(Saved entries)
╭──
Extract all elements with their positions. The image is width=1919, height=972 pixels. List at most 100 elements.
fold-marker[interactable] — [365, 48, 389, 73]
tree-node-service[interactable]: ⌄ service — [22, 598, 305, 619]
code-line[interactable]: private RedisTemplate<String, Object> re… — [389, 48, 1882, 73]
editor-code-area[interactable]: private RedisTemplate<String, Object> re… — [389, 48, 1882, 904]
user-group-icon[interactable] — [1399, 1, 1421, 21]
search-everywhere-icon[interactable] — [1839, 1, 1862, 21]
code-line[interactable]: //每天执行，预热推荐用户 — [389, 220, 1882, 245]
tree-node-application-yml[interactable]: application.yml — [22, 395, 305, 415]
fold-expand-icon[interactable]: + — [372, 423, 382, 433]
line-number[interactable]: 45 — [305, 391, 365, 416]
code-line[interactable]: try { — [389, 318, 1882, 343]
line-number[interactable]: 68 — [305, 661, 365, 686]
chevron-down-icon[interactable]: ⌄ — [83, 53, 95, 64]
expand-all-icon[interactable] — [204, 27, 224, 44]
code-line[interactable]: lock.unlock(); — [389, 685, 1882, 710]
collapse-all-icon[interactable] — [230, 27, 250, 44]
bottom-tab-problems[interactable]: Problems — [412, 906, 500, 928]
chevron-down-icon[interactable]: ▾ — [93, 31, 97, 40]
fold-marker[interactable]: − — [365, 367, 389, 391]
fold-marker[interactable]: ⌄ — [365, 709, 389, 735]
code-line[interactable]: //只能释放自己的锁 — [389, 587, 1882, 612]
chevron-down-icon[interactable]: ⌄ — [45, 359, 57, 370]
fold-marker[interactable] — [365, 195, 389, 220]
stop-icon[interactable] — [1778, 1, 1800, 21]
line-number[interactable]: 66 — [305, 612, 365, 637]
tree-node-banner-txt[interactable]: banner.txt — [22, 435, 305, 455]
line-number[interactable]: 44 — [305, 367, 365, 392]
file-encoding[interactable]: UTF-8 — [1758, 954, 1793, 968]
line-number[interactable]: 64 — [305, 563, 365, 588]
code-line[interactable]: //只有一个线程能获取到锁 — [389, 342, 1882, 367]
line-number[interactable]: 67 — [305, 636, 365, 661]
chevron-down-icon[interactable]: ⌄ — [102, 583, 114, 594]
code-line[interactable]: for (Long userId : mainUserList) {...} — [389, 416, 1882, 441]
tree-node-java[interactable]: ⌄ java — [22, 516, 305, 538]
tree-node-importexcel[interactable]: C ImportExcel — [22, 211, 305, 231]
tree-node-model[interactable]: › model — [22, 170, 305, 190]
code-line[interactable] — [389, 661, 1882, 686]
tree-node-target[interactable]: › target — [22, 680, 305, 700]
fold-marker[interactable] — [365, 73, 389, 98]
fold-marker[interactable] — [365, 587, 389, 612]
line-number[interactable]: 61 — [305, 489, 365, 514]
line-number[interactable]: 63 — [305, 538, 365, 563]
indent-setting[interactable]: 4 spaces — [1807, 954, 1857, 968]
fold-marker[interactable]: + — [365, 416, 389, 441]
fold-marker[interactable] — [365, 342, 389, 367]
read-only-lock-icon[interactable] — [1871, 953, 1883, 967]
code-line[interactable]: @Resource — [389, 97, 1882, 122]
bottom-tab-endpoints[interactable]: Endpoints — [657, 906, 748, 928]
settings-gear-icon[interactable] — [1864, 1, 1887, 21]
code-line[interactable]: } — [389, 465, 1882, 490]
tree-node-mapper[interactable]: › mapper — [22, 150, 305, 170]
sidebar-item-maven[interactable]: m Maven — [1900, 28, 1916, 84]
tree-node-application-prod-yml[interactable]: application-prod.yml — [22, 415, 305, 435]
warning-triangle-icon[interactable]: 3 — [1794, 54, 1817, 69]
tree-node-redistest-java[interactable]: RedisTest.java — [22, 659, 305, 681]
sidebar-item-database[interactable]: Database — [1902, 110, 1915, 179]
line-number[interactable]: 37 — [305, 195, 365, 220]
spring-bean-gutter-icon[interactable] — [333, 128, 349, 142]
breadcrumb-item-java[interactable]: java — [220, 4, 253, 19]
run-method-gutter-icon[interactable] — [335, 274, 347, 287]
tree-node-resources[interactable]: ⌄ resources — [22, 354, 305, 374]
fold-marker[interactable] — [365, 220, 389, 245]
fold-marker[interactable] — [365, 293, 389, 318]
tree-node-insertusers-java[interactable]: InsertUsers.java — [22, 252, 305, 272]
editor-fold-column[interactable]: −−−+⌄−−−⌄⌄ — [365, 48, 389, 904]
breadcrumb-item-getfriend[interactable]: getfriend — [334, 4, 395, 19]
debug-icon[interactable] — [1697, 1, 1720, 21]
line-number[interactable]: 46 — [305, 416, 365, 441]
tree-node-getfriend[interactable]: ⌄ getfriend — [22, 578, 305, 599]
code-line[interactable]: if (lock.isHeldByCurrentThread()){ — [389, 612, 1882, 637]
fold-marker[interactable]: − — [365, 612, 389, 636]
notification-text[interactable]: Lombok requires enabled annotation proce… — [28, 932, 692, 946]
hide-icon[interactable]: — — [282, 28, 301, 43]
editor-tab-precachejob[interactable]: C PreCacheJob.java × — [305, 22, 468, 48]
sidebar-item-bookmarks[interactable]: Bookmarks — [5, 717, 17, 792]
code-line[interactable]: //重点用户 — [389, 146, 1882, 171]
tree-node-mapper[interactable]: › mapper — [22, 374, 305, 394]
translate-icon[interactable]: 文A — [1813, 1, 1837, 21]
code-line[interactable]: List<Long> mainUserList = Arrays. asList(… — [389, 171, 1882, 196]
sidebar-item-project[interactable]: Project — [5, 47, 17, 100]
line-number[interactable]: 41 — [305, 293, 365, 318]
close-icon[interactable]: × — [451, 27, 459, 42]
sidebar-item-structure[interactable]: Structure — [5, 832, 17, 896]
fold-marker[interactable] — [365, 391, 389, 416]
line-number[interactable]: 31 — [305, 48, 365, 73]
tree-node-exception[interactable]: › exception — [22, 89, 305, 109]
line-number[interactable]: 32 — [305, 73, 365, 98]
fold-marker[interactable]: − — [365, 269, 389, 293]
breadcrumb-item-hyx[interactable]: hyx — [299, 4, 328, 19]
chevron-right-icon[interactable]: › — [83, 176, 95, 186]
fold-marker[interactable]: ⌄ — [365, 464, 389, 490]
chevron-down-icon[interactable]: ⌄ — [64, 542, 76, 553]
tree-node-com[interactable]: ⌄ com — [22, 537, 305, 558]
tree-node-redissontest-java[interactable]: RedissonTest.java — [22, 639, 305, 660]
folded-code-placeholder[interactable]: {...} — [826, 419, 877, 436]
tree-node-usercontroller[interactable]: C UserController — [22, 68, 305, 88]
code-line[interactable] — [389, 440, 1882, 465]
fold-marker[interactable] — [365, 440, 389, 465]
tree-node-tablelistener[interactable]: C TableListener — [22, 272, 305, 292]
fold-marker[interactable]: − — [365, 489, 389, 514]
╰──
Task requirements -
Reproduce everything from the start of the material down to the line containing "tree-node-service[interactable]: ⌄ service", replacing "elements" with "items" and changing nothing else.

Written solution -
Extract all items with their positions. The image is width=1919, height=972 pixels. List at most 100 items.
fold-marker[interactable] — [365, 48, 389, 73]
tree-node-service[interactable]: ⌄ service — [22, 598, 305, 619]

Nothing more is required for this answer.